» Exercise objective:
Extract the text of every entry below exactly; leave images out.

» Information provided:
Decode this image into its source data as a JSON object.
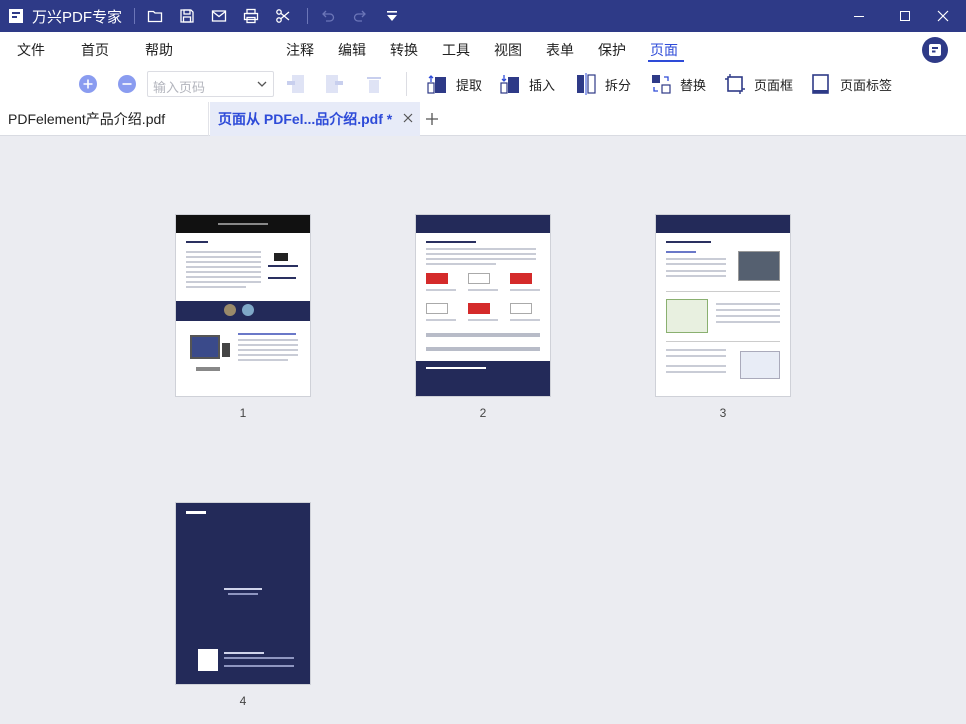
{
  "app": {
    "title": "万兴PDF专家"
  },
  "menu": {
    "items": [
      {
        "label": "文件"
      },
      {
        "label": "首页"
      },
      {
        "label": "帮助"
      },
      {
        "label": "注释"
      },
      {
        "label": "编辑"
      },
      {
        "label": "转换"
      },
      {
        "label": "工具"
      },
      {
        "label": "视图"
      },
      {
        "label": "表单"
      },
      {
        "label": "保护"
      },
      {
        "label": "页面"
      }
    ],
    "active": "页面"
  },
  "toolbar": {
    "page_input_placeholder": "输入页码",
    "extract_label": "提取",
    "insert_label": "插入",
    "split_label": "拆分",
    "replace_label": "替换",
    "page_box_label": "页面框",
    "page_label_label": "页面标签"
  },
  "tabs": [
    {
      "label": "PDFelement产品介绍.pdf",
      "active": false
    },
    {
      "label": "页面从 PDFel...品介绍.pdf *",
      "active": true
    }
  ],
  "pages": [
    {
      "number": "1"
    },
    {
      "number": "2"
    },
    {
      "number": "3"
    },
    {
      "number": "4"
    }
  ],
  "colors": {
    "titlebar": "#2e3a87",
    "accent": "#2e4bd8",
    "content_bg": "#ebecf1"
  }
}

» Solution to the exercise:
Decode this image into its source data as a JSON object.
{
  "app": {
    "title": "万兴PDF专家"
  },
  "menu": {
    "items": [
      {
        "label": "文件"
      },
      {
        "label": "首页"
      },
      {
        "label": "帮助"
      },
      {
        "label": "注释"
      },
      {
        "label": "编辑"
      },
      {
        "label": "转换"
      },
      {
        "label": "工具"
      },
      {
        "label": "视图"
      },
      {
        "label": "表单"
      },
      {
        "label": "保护"
      },
      {
        "label": "页面"
      }
    ],
    "active": "页面"
  },
  "toolbar": {
    "page_input_placeholder": "输入页码",
    "extract_label": "提取",
    "insert_label": "插入",
    "split_label": "拆分",
    "replace_label": "替换",
    "page_box_label": "页面框",
    "page_label_label": "页面标签"
  },
  "tabs": [
    {
      "label": "PDFelement产品介绍.pdf",
      "active": false
    },
    {
      "label": "页面从 PDFel...品介绍.pdf *",
      "active": true
    }
  ],
  "pages": [
    {
      "number": "1"
    },
    {
      "number": "2"
    },
    {
      "number": "3"
    },
    {
      "number": "4"
    }
  ],
  "colors": {
    "titlebar": "#2e3a87",
    "accent": "#2e4bd8",
    "content_bg": "#ebecf1"
  }
}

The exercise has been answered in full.